Begin
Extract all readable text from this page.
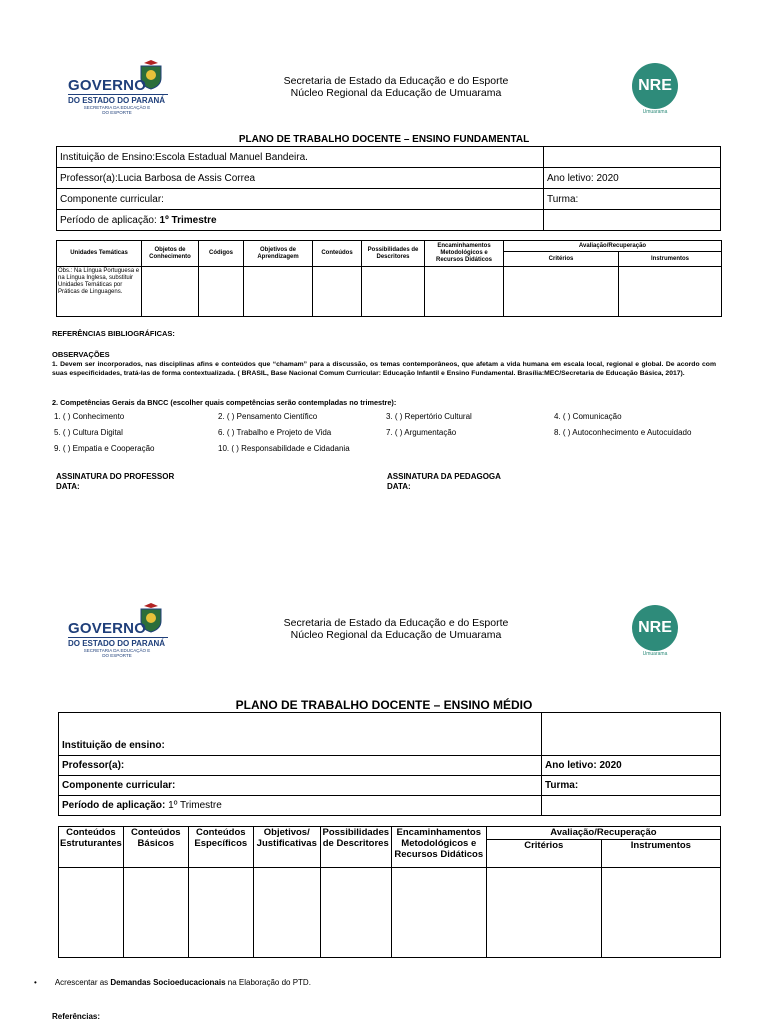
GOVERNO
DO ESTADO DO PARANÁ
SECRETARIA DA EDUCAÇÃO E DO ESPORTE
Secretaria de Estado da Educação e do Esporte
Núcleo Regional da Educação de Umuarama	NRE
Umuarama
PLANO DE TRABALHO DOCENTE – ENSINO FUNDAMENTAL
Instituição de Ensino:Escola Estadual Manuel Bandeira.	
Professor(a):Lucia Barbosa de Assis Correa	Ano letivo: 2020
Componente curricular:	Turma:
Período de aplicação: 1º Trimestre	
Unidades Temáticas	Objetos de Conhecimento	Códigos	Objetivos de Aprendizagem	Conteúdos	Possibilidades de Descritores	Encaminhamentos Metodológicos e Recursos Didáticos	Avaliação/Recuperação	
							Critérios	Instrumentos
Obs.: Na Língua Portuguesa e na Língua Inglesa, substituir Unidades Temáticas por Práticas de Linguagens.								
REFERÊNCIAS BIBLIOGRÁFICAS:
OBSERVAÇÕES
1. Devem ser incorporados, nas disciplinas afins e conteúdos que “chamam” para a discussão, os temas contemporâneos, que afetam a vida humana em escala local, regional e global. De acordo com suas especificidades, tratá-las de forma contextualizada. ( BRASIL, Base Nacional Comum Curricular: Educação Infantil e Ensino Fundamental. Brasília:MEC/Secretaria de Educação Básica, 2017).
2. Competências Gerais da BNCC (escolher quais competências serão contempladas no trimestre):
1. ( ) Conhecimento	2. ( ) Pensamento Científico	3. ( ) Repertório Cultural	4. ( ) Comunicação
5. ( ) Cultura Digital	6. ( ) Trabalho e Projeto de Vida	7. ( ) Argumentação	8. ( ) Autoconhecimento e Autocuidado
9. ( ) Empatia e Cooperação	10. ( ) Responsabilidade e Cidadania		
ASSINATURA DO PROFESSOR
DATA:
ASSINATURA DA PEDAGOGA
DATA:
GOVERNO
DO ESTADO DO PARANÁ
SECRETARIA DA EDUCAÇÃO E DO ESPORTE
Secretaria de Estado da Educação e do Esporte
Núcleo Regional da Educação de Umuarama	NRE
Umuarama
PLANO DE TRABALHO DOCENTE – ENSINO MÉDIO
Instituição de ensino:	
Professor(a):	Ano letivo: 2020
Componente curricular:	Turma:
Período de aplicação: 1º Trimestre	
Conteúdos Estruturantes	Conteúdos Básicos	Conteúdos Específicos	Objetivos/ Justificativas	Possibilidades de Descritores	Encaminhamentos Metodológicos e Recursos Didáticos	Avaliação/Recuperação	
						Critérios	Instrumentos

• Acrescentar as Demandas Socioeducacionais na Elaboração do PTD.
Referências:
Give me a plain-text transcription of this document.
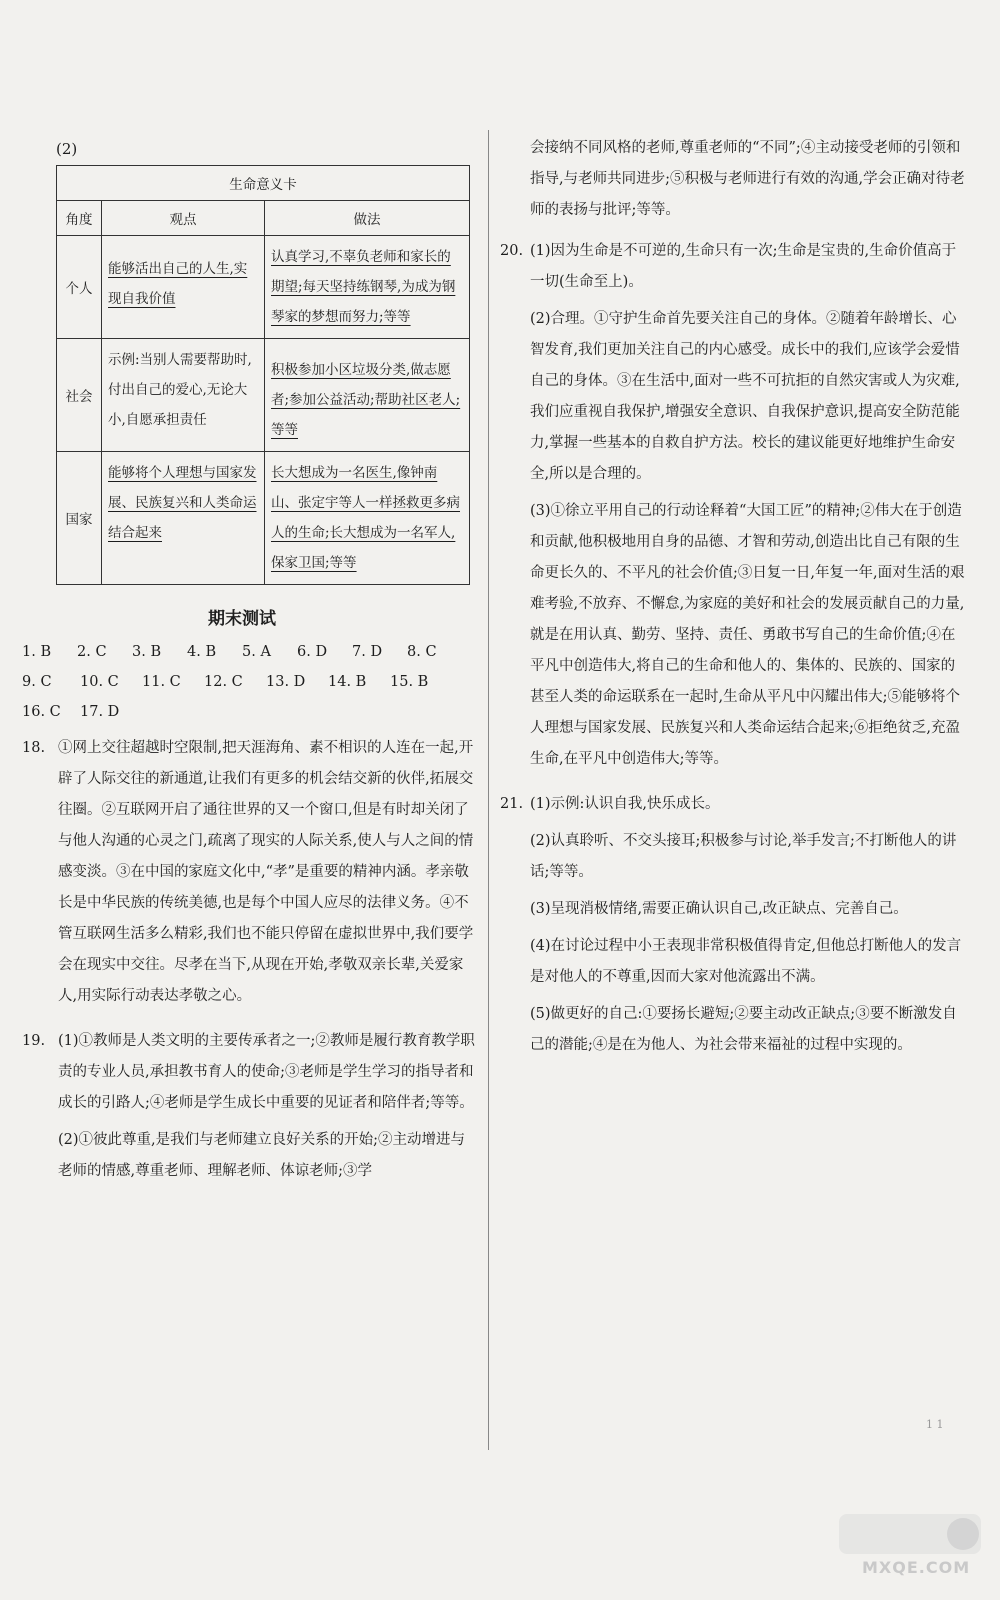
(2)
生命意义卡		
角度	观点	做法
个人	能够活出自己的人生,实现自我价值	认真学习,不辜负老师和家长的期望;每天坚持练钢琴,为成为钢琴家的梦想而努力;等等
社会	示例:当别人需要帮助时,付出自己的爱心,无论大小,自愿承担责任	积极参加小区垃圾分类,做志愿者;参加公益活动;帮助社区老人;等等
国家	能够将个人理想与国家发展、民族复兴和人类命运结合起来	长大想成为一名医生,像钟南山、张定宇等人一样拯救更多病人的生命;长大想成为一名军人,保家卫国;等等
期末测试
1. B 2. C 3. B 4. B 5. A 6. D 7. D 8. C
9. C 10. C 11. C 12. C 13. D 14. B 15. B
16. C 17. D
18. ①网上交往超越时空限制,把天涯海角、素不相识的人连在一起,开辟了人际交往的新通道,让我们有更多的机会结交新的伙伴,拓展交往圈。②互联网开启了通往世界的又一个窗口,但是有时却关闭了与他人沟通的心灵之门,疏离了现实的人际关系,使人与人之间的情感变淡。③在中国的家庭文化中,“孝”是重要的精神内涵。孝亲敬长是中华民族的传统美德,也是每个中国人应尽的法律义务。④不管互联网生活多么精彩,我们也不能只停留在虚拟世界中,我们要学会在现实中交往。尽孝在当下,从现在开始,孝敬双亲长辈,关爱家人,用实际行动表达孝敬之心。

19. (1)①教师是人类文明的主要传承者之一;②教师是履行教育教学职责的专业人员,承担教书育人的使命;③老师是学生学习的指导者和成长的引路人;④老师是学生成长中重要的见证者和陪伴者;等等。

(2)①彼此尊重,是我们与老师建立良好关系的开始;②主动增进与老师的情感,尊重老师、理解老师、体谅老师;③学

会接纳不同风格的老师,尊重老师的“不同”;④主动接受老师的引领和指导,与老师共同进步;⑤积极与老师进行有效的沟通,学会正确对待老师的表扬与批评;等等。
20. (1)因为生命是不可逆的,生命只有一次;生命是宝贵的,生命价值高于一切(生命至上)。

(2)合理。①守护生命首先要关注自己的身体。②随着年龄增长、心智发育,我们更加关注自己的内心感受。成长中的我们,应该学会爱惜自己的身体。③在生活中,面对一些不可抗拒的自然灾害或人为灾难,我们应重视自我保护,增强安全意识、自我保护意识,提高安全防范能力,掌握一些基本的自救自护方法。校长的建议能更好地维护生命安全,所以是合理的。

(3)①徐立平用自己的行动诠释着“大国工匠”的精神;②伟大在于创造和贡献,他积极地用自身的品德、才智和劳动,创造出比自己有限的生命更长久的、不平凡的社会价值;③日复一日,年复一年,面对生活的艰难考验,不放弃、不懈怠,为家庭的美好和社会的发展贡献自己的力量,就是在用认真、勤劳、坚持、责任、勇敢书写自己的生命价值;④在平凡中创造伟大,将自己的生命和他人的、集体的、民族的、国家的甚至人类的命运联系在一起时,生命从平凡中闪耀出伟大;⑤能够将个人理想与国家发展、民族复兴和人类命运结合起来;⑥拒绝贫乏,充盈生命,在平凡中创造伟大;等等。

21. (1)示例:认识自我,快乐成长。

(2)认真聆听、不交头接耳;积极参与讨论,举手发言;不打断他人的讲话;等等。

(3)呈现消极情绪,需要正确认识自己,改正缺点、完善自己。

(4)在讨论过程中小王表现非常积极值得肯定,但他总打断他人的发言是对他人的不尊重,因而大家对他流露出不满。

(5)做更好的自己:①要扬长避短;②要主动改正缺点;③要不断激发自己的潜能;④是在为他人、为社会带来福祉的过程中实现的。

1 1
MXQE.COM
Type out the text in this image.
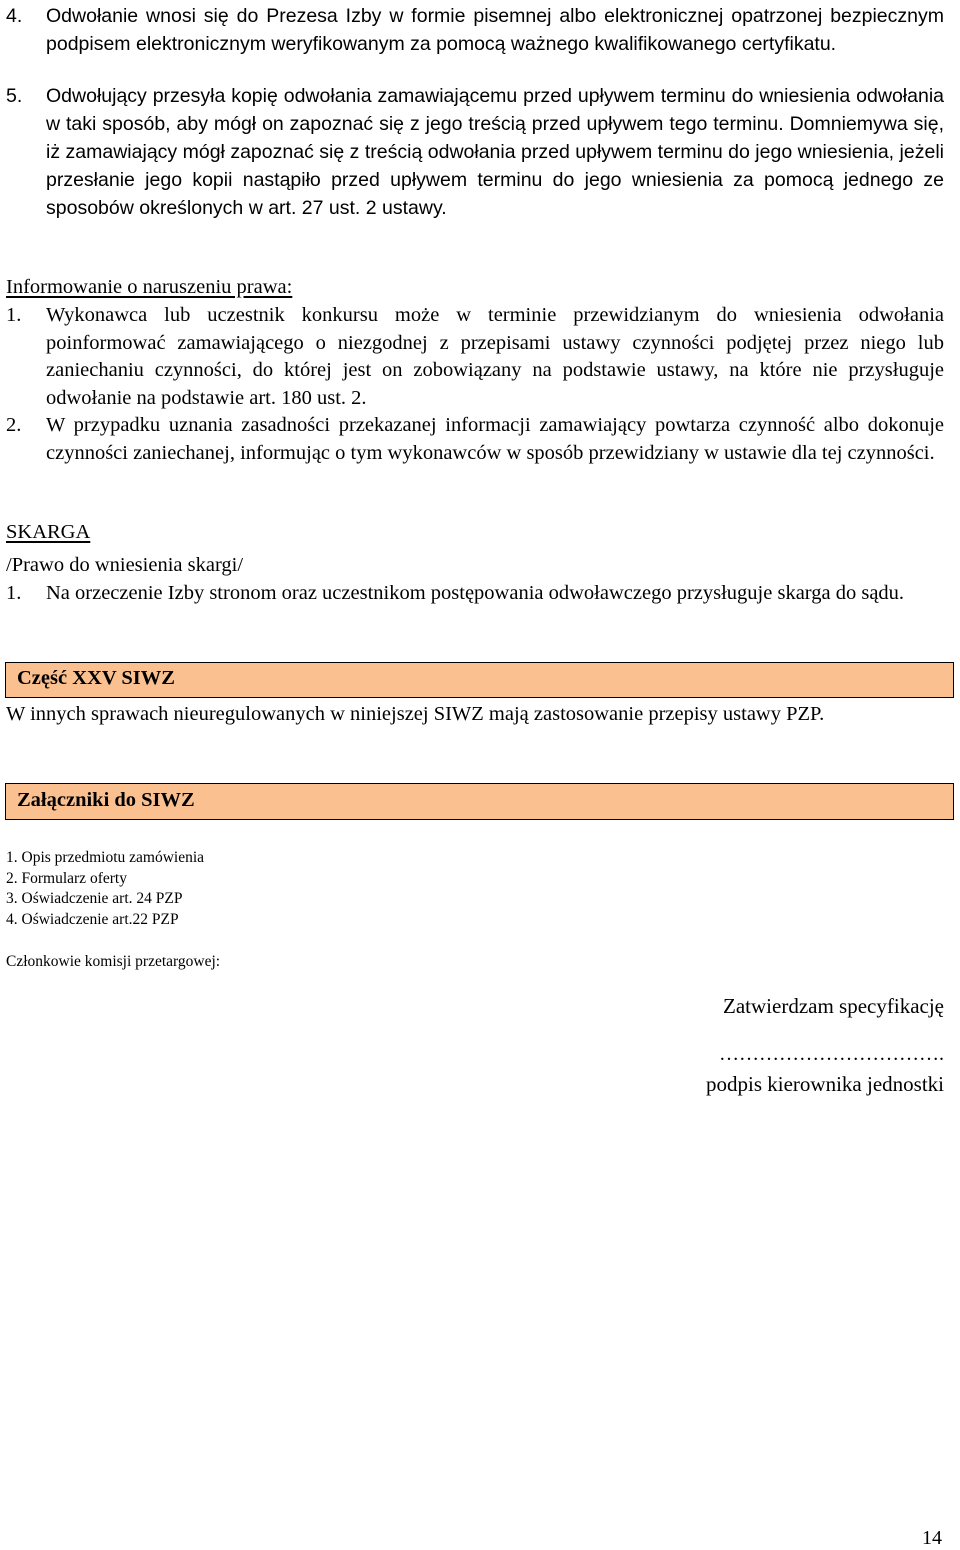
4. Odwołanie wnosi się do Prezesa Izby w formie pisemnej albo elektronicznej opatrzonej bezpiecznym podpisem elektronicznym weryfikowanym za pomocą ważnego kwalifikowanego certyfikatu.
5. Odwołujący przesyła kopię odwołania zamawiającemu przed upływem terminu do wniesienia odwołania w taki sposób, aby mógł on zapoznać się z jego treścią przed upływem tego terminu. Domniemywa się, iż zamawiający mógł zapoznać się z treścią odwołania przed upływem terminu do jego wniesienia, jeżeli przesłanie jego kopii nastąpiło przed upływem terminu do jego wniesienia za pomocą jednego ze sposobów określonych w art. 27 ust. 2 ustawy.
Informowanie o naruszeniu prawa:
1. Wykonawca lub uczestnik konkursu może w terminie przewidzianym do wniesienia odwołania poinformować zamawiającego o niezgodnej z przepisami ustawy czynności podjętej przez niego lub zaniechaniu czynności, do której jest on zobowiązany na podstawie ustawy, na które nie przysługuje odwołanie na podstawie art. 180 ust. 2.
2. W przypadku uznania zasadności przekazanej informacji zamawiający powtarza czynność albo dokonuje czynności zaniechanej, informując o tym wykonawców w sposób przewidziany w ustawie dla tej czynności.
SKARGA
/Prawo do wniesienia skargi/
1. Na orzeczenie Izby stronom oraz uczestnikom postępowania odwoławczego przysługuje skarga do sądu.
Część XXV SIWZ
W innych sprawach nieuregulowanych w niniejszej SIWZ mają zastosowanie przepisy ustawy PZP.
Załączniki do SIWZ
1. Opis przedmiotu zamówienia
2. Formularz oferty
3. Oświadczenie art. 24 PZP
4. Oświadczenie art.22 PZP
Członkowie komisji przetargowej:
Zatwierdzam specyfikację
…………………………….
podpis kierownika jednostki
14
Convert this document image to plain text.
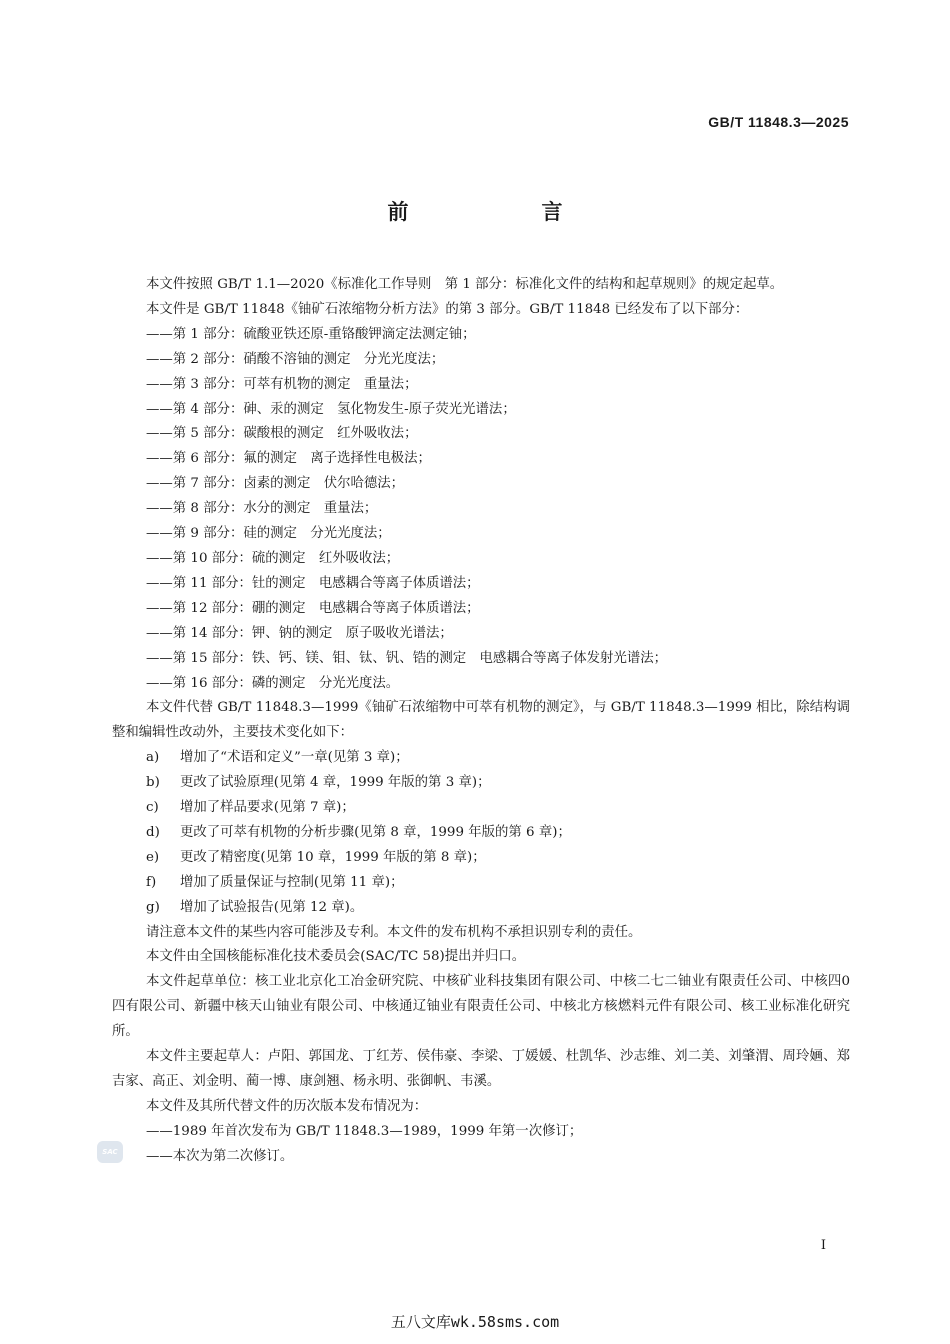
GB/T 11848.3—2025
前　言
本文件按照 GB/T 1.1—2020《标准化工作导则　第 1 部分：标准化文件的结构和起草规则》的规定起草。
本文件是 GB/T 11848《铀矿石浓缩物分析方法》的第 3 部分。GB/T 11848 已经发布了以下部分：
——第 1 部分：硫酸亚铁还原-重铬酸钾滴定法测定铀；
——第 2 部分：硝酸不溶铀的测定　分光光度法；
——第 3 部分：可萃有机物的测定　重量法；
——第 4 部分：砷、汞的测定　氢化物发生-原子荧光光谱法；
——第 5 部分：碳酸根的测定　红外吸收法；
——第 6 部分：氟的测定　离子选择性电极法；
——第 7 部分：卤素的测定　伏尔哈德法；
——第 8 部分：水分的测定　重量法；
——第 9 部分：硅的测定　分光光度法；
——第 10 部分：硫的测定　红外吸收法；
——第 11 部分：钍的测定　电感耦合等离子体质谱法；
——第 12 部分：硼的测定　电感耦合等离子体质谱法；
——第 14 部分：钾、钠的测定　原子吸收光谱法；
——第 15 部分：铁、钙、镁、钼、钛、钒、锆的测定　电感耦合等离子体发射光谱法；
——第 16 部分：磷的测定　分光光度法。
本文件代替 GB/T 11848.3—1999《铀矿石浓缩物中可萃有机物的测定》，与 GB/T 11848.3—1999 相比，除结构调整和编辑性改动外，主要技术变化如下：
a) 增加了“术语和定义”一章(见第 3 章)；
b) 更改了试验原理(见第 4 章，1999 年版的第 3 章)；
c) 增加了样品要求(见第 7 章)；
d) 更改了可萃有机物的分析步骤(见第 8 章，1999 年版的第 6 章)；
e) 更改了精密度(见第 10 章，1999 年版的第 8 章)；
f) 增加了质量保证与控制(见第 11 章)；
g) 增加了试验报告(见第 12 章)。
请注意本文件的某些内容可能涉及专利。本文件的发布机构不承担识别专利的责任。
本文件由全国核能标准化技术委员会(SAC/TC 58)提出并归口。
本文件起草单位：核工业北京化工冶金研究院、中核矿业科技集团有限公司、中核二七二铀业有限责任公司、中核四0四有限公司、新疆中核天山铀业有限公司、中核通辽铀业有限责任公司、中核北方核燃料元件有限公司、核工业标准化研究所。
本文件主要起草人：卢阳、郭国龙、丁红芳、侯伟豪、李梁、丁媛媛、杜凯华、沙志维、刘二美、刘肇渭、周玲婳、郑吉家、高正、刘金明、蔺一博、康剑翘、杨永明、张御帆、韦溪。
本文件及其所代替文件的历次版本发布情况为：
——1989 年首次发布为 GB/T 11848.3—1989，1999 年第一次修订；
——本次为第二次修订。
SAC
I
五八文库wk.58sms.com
End
§ **Problem description**: Take each line containing the string "Instrumentos" and copy it out.

§ **Worked answer**:
							Critérios	Instrumentos
						Critérios	Instrumentos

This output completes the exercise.